(Data entries for graphics)
______

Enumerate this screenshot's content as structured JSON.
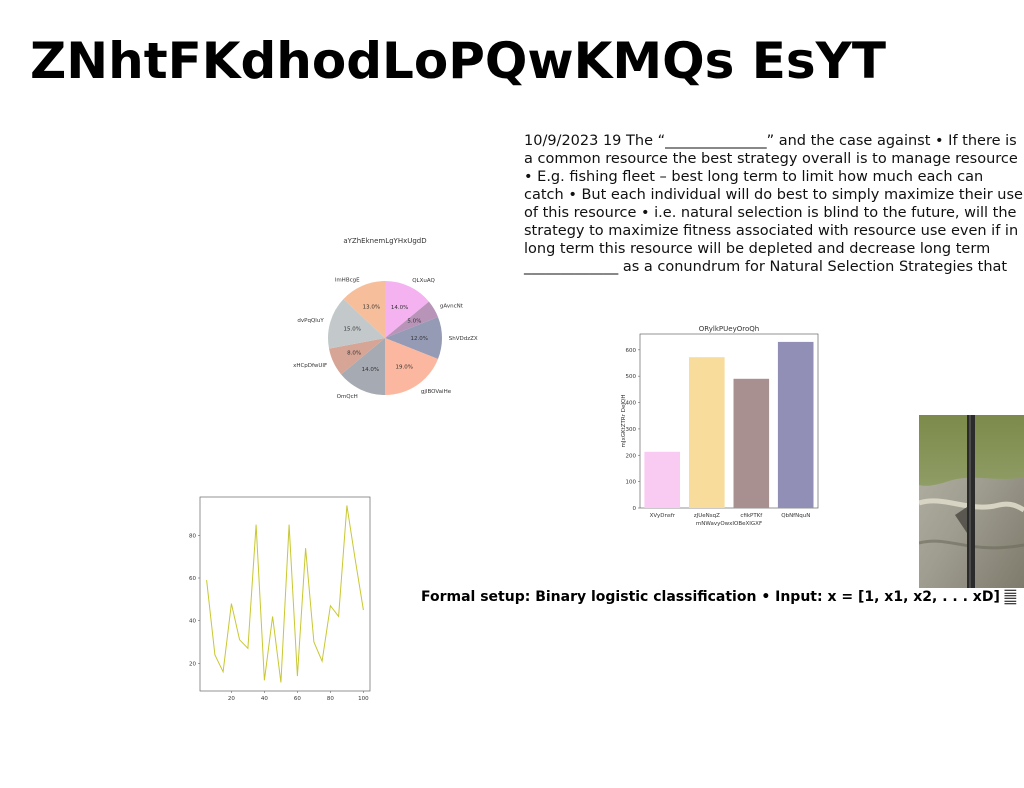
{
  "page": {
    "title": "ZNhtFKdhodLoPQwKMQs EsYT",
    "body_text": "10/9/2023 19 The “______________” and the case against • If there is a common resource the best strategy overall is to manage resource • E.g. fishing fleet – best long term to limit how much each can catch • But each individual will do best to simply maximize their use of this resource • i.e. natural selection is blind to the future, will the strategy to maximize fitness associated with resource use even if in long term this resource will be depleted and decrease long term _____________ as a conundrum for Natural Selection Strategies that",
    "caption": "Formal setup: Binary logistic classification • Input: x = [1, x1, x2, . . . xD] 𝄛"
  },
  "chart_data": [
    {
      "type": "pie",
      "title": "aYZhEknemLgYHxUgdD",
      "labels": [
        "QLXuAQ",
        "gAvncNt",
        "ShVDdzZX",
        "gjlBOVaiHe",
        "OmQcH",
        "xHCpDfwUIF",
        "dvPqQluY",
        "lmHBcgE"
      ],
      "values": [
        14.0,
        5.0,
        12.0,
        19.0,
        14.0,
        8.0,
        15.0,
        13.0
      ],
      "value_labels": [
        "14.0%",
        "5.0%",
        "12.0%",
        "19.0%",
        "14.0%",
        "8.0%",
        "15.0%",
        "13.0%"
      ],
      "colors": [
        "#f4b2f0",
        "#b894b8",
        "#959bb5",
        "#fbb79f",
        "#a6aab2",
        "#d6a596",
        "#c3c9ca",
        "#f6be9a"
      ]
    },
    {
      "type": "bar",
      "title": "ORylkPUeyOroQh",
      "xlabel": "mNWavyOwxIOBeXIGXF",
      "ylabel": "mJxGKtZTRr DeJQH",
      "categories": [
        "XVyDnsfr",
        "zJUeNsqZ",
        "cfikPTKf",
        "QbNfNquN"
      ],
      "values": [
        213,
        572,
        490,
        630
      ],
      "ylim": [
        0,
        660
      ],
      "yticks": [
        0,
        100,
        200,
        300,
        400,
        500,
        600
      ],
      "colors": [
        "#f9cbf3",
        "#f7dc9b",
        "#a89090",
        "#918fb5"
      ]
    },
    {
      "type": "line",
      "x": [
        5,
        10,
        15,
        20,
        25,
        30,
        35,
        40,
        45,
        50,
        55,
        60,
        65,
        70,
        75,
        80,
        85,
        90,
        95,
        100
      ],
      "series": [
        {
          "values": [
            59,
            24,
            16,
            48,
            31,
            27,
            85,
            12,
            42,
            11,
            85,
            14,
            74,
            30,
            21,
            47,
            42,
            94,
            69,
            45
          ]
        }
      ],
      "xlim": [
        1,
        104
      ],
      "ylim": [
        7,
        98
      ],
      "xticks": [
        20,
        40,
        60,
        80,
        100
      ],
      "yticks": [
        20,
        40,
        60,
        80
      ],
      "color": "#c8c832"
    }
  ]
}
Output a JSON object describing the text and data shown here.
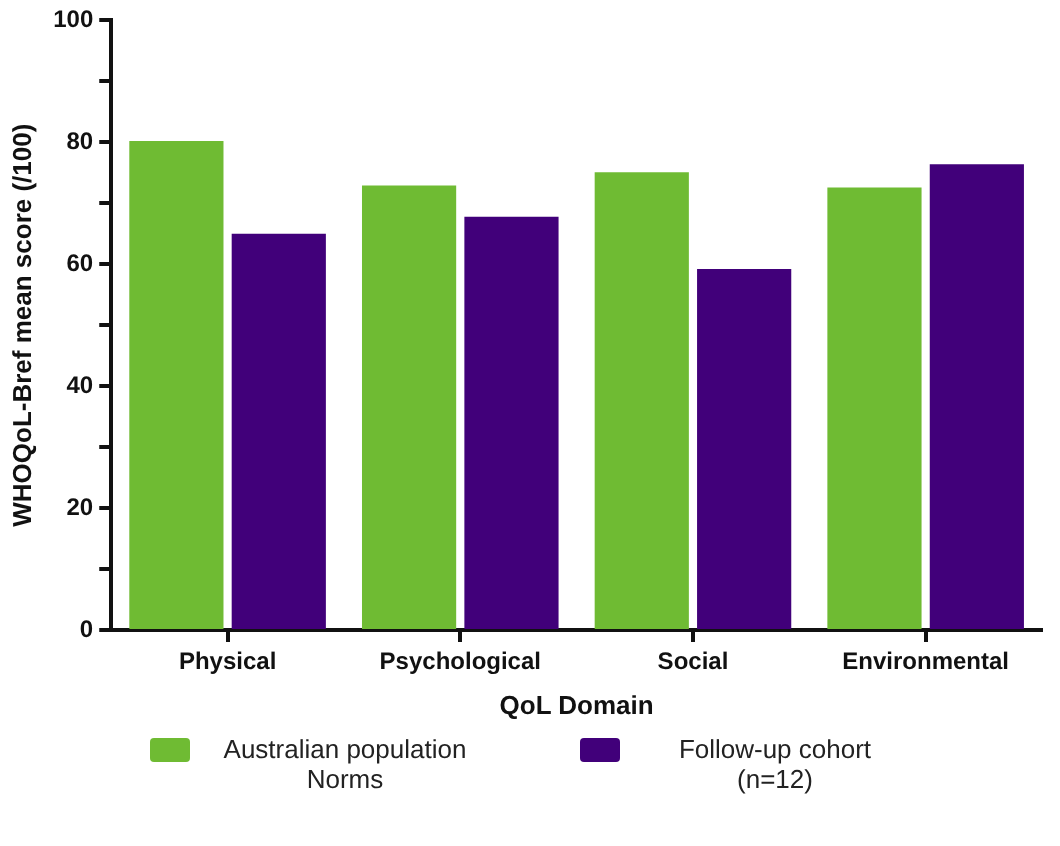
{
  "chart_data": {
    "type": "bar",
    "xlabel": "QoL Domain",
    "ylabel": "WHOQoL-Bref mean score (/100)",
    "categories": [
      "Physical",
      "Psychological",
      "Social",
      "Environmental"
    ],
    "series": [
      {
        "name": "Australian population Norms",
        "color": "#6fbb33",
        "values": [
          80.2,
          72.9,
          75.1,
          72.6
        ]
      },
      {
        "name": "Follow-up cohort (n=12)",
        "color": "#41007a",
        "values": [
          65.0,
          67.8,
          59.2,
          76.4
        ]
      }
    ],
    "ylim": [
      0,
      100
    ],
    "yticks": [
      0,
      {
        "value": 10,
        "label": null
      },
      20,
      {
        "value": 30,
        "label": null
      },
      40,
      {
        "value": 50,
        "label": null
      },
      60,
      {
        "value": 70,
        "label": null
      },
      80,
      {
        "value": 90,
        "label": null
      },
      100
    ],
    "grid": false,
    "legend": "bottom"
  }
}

______

▶ Job
Repeat verbatim all the material, but not the pictures.

▶ Written response
Enumerate this screenshot's content as structured JSON.
{
  "page": {
    "title": "ZNhtFKdhodLoPQwKMQs EsYT",
    "body_text": "10/9/2023 19 The “______________” and the case against • If there is a common resource the best strategy overall is to manage resource • E.g. fishing fleet – best long term to limit how much each can catch • But each individual will do best to simply maximize their use of this resource • i.e. natural selection is blind to the future, will the strategy to maximize fitness associated with resource use even if in long term this resource will be depleted and decrease long term _____________ as a conundrum for Natural Selection Strategies that",
    "caption": "Formal setup: Binary logistic classification • Input: x = [1, x1, x2, . . . xD] 𝄛"
  },
  "chart_data": [
    {
      "type": "pie",
      "title": "aYZhEknemLgYHxUgdD",
      "labels": [
        "QLXuAQ",
        "gAvncNt",
        "ShVDdzZX",
        "gjlBOVaiHe",
        "OmQcH",
        "xHCpDfwUIF",
        "dvPqQluY",
        "lmHBcgE"
      ],
      "values": [
        14.0,
        5.0,
        12.0,
        19.0,
        14.0,
        8.0,
        15.0,
        13.0
      ],
      "value_labels": [
        "14.0%",
        "5.0%",
        "12.0%",
        "19.0%",
        "14.0%",
        "8.0%",
        "15.0%",
        "13.0%"
      ],
      "colors": [
        "#f4b2f0",
        "#b894b8",
        "#959bb5",
        "#fbb79f",
        "#a6aab2",
        "#d6a596",
        "#c3c9ca",
        "#f6be9a"
      ]
    },
    {
      "type": "bar",
      "title": "ORylkPUeyOroQh",
      "xlabel": "mNWavyOwxIOBeXIGXF",
      "ylabel": "mJxGKtZTRr DeJQH",
      "categories": [
        "XVyDnsfr",
        "zJUeNsqZ",
        "cfikPTKf",
        "QbNfNquN"
      ],
      "values": [
        213,
        572,
        490,
        630
      ],
      "ylim": [
        0,
        660
      ],
      "yticks": [
        0,
        100,
        200,
        300,
        400,
        500,
        600
      ],
      "colors": [
        "#f9cbf3",
        "#f7dc9b",
        "#a89090",
        "#918fb5"
      ]
    },
    {
      "type": "line",
      "x": [
        5,
        10,
        15,
        20,
        25,
        30,
        35,
        40,
        45,
        50,
        55,
        60,
        65,
        70,
        75,
        80,
        85,
        90,
        95,
        100
      ],
      "series": [
        {
          "values": [
            59,
            24,
            16,
            48,
            31,
            27,
            85,
            12,
            42,
            11,
            85,
            14,
            74,
            30,
            21,
            47,
            42,
            94,
            69,
            45
          ]
        }
      ],
      "xlim": [
        1,
        104
      ],
      "ylim": [
        7,
        98
      ],
      "xticks": [
        20,
        40,
        60,
        80,
        100
      ],
      "yticks": [
        20,
        40,
        60,
        80
      ],
      "color": "#c8c832"
    }
  ]
}
Output a JSON object describing the text and data shown here.
{
  "chart_data": {
    "type": "bar",
    "xlabel": "QoL Domain",
    "ylabel": "WHOQoL-Bref mean score (/100)",
    "categories": [
      "Physical",
      "Psychological",
      "Social",
      "Environmental"
    ],
    "series": [
      {
        "name": "Australian population Norms",
        "color": "#6fbb33",
        "values": [
          80.2,
          72.9,
          75.1,
          72.6
        ]
      },
      {
        "name": "Follow-up cohort (n=12)",
        "color": "#41007a",
        "values": [
          65.0,
          67.8,
          59.2,
          76.4
        ]
      }
    ],
    "ylim": [
      0,
      100
    ],
    "yticks": [
      0,
      {
        "value": 10,
        "label": null
      },
      20,
      {
        "value": 30,
        "label": null
      },
      40,
      {
        "value": 50,
        "label": null
      },
      60,
      {
        "value": 70,
        "label": null
      },
      80,
      {
        "value": 90,
        "label": null
      },
      100
    ],
    "grid": false,
    "legend": "bottom"
  }
}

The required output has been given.